__To do__: Quote the records that follow in full, leaving the pictures out.

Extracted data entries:
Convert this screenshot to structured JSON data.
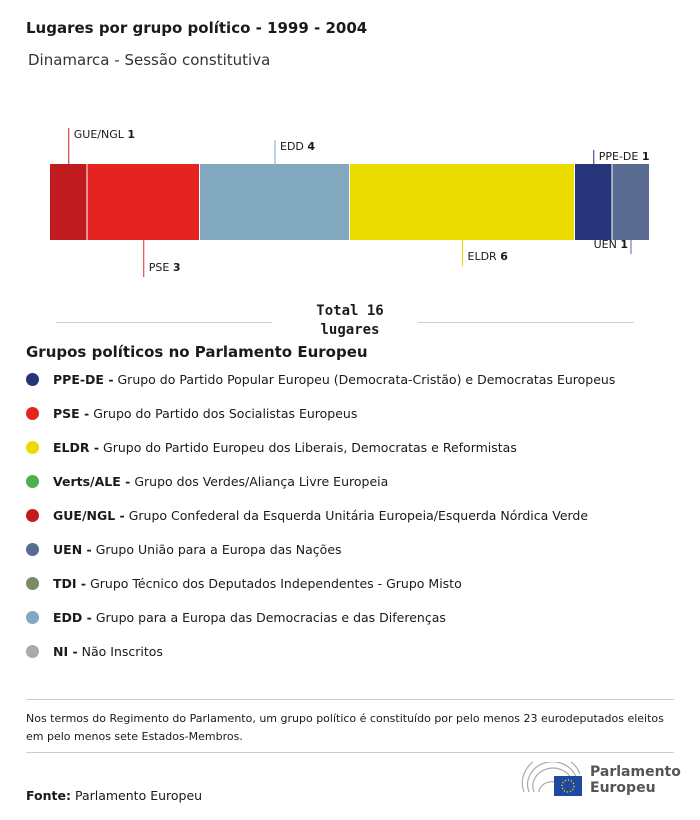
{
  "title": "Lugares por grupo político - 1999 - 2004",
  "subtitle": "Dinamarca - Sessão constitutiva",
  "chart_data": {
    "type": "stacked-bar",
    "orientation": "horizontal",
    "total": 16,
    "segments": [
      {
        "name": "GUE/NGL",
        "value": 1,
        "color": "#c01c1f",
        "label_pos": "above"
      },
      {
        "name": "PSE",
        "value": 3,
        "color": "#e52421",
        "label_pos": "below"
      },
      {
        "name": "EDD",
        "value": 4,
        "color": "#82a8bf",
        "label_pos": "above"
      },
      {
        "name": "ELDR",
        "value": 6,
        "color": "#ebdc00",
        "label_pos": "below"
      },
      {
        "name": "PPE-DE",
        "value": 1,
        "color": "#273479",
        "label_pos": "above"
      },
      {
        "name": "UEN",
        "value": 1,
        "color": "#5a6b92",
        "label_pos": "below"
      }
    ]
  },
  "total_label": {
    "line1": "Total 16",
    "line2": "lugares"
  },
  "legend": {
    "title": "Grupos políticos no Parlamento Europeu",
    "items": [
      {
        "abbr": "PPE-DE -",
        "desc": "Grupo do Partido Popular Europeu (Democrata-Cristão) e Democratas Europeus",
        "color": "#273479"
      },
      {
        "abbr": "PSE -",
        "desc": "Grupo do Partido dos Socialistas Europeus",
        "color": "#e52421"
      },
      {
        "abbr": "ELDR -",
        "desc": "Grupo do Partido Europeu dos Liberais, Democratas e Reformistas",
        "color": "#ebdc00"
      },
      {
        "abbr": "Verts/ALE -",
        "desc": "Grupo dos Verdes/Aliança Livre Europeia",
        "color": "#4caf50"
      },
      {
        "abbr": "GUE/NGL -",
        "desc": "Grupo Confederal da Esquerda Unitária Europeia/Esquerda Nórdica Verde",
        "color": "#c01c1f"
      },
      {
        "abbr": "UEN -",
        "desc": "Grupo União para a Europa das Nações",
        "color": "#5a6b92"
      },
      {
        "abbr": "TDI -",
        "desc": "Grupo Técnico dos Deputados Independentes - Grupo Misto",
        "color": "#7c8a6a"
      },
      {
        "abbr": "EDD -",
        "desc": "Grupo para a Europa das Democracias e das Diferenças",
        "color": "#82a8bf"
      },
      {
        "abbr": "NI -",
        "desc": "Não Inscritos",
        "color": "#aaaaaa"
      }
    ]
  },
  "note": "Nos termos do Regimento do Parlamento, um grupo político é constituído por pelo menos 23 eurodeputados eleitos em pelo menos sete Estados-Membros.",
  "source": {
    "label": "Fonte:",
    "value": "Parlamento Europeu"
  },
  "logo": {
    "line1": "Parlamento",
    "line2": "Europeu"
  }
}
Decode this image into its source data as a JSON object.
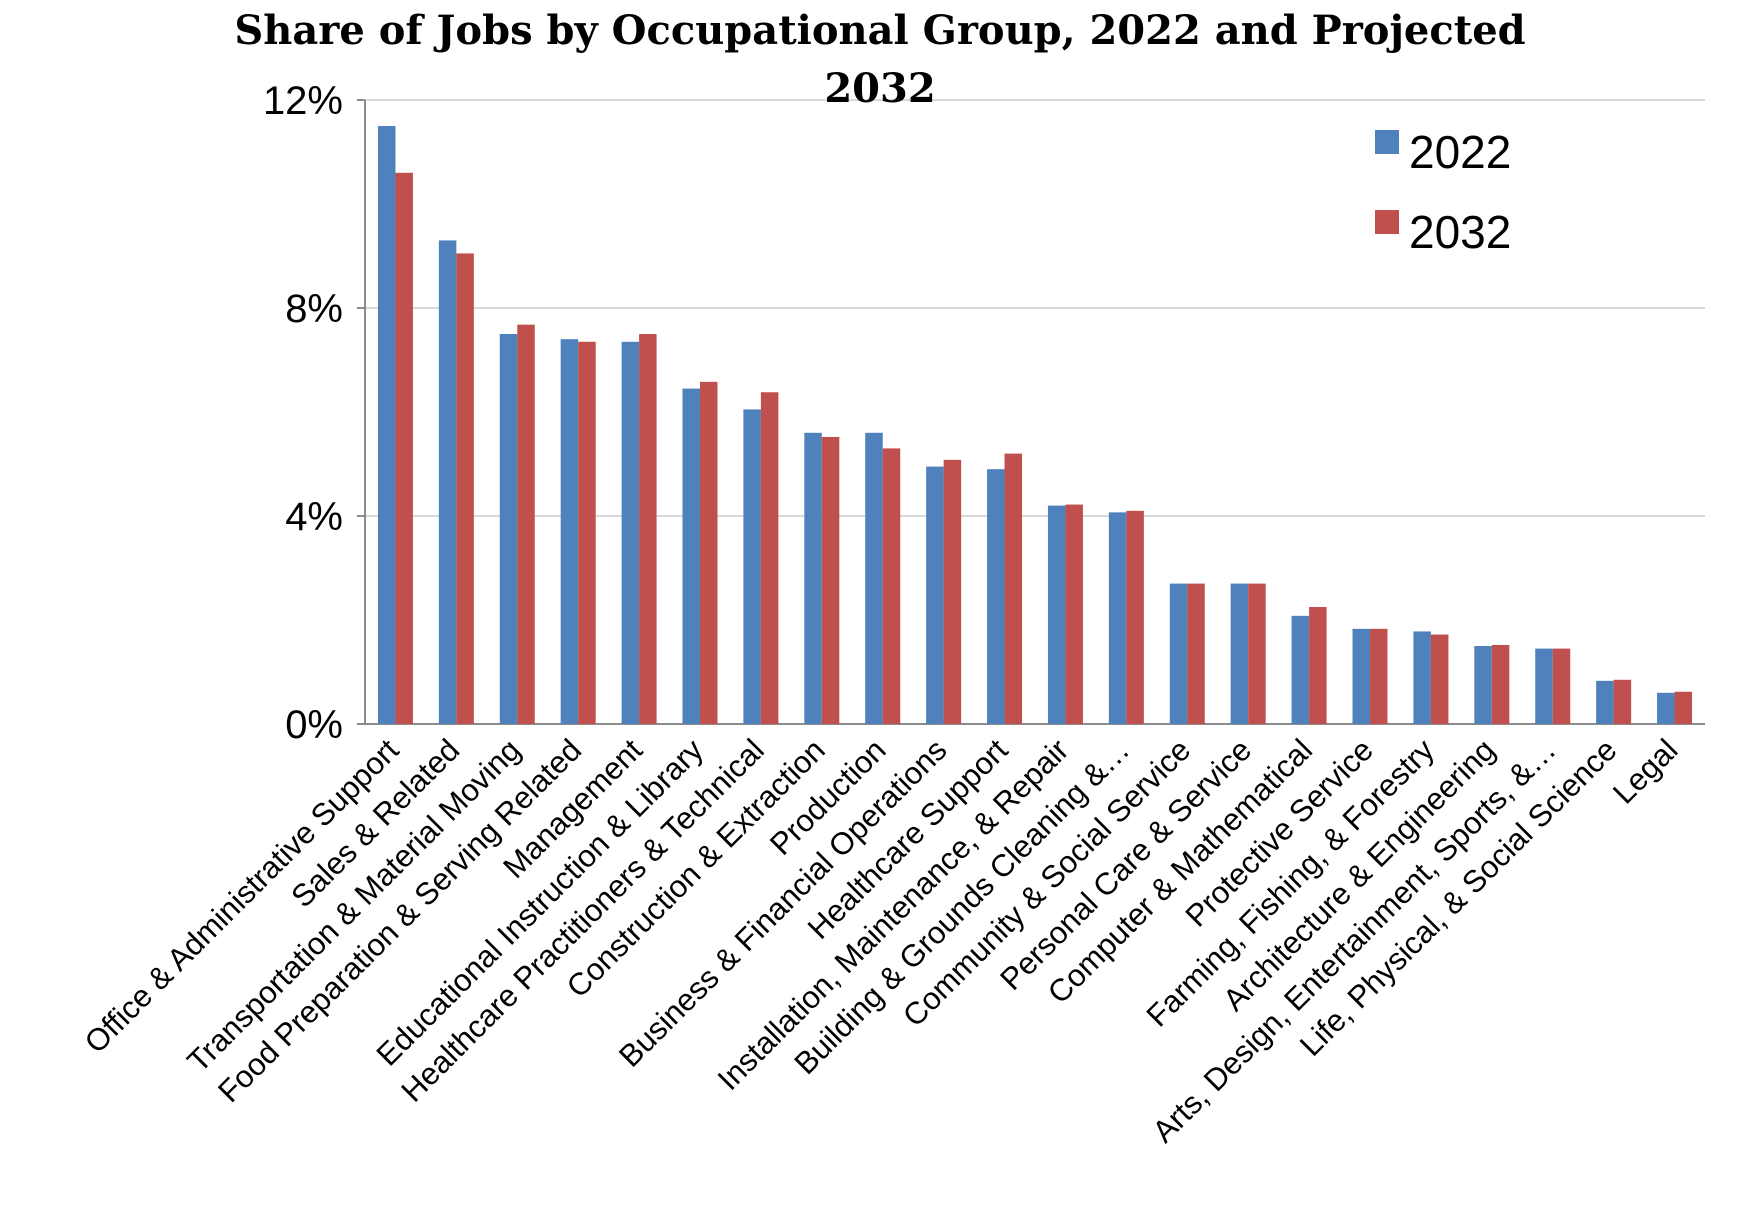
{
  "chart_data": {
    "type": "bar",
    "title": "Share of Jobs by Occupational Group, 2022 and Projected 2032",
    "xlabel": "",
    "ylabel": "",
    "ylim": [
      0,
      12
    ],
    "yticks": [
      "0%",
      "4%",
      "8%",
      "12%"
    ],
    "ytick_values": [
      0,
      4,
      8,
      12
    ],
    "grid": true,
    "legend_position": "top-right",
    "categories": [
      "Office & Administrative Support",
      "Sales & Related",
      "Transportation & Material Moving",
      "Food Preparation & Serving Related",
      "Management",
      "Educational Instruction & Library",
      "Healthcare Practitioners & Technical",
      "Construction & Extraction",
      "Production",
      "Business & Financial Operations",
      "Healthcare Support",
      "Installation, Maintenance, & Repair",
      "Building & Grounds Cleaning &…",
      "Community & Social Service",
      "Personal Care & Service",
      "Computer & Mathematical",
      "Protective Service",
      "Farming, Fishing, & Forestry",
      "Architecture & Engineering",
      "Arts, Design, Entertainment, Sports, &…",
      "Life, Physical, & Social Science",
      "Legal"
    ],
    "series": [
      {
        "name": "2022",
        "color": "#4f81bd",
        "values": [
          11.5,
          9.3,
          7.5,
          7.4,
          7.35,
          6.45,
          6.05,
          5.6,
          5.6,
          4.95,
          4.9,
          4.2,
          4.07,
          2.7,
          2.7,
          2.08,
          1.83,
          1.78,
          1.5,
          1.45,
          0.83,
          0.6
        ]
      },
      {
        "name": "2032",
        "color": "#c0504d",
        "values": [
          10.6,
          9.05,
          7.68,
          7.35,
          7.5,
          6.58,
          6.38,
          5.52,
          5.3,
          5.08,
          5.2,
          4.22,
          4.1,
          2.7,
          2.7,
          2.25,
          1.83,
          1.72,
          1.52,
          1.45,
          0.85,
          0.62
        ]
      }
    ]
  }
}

__Output for this task__:
Convert this screenshot to structured JSON data.
{
  "title": "Lugares por grupo político - 1999 - 2004",
  "subtitle": "Dinamarca - Sessão constitutiva",
  "chart_data": {
    "type": "stacked-bar",
    "orientation": "horizontal",
    "total": 16,
    "segments": [
      {
        "name": "GUE/NGL",
        "value": 1,
        "color": "#c01c1f",
        "label_pos": "above"
      },
      {
        "name": "PSE",
        "value": 3,
        "color": "#e52421",
        "label_pos": "below"
      },
      {
        "name": "EDD",
        "value": 4,
        "color": "#82a8bf",
        "label_pos": "above"
      },
      {
        "name": "ELDR",
        "value": 6,
        "color": "#ebdc00",
        "label_pos": "below"
      },
      {
        "name": "PPE-DE",
        "value": 1,
        "color": "#273479",
        "label_pos": "above"
      },
      {
        "name": "UEN",
        "value": 1,
        "color": "#5a6b92",
        "label_pos": "below"
      }
    ]
  },
  "total_label": {
    "line1": "Total 16",
    "line2": "lugares"
  },
  "legend": {
    "title": "Grupos políticos no Parlamento Europeu",
    "items": [
      {
        "abbr": "PPE-DE -",
        "desc": "Grupo do Partido Popular Europeu (Democrata-Cristão) e Democratas Europeus",
        "color": "#273479"
      },
      {
        "abbr": "PSE -",
        "desc": "Grupo do Partido dos Socialistas Europeus",
        "color": "#e52421"
      },
      {
        "abbr": "ELDR -",
        "desc": "Grupo do Partido Europeu dos Liberais, Democratas e Reformistas",
        "color": "#ebdc00"
      },
      {
        "abbr": "Verts/ALE -",
        "desc": "Grupo dos Verdes/Aliança Livre Europeia",
        "color": "#4caf50"
      },
      {
        "abbr": "GUE/NGL -",
        "desc": "Grupo Confederal da Esquerda Unitária Europeia/Esquerda Nórdica Verde",
        "color": "#c01c1f"
      },
      {
        "abbr": "UEN -",
        "desc": "Grupo União para a Europa das Nações",
        "color": "#5a6b92"
      },
      {
        "abbr": "TDI -",
        "desc": "Grupo Técnico dos Deputados Independentes - Grupo Misto",
        "color": "#7c8a6a"
      },
      {
        "abbr": "EDD -",
        "desc": "Grupo para a Europa das Democracias e das Diferenças",
        "color": "#82a8bf"
      },
      {
        "abbr": "NI -",
        "desc": "Não Inscritos",
        "color": "#aaaaaa"
      }
    ]
  },
  "note": "Nos termos do Regimento do Parlamento, um grupo político é constituído por pelo menos 23 eurodeputados eleitos em pelo menos sete Estados-Membros.",
  "source": {
    "label": "Fonte:",
    "value": "Parlamento Europeu"
  },
  "logo": {
    "line1": "Parlamento",
    "line2": "Europeu"
  }
}
Decode this image into its source data as a JSON object.
{
  "chart_data": {
    "type": "bar",
    "title": "Share of Jobs by Occupational Group, 2022 and Projected 2032",
    "xlabel": "",
    "ylabel": "",
    "ylim": [
      0,
      12
    ],
    "yticks": [
      "0%",
      "4%",
      "8%",
      "12%"
    ],
    "ytick_values": [
      0,
      4,
      8,
      12
    ],
    "grid": true,
    "legend_position": "top-right",
    "categories": [
      "Office & Administrative Support",
      "Sales & Related",
      "Transportation & Material Moving",
      "Food Preparation & Serving Related",
      "Management",
      "Educational Instruction & Library",
      "Healthcare Practitioners & Technical",
      "Construction & Extraction",
      "Production",
      "Business & Financial Operations",
      "Healthcare Support",
      "Installation, Maintenance, & Repair",
      "Building & Grounds Cleaning &…",
      "Community & Social Service",
      "Personal Care & Service",
      "Computer & Mathematical",
      "Protective Service",
      "Farming, Fishing, & Forestry",
      "Architecture & Engineering",
      "Arts, Design, Entertainment, Sports, &…",
      "Life, Physical, & Social Science",
      "Legal"
    ],
    "series": [
      {
        "name": "2022",
        "color": "#4f81bd",
        "values": [
          11.5,
          9.3,
          7.5,
          7.4,
          7.35,
          6.45,
          6.05,
          5.6,
          5.6,
          4.95,
          4.9,
          4.2,
          4.07,
          2.7,
          2.7,
          2.08,
          1.83,
          1.78,
          1.5,
          1.45,
          0.83,
          0.6
        ]
      },
      {
        "name": "2032",
        "color": "#c0504d",
        "values": [
          10.6,
          9.05,
          7.68,
          7.35,
          7.5,
          6.58,
          6.38,
          5.52,
          5.3,
          5.08,
          5.2,
          4.22,
          4.1,
          2.7,
          2.7,
          2.25,
          1.83,
          1.72,
          1.52,
          1.45,
          0.85,
          0.62
        ]
      }
    ]
  }
}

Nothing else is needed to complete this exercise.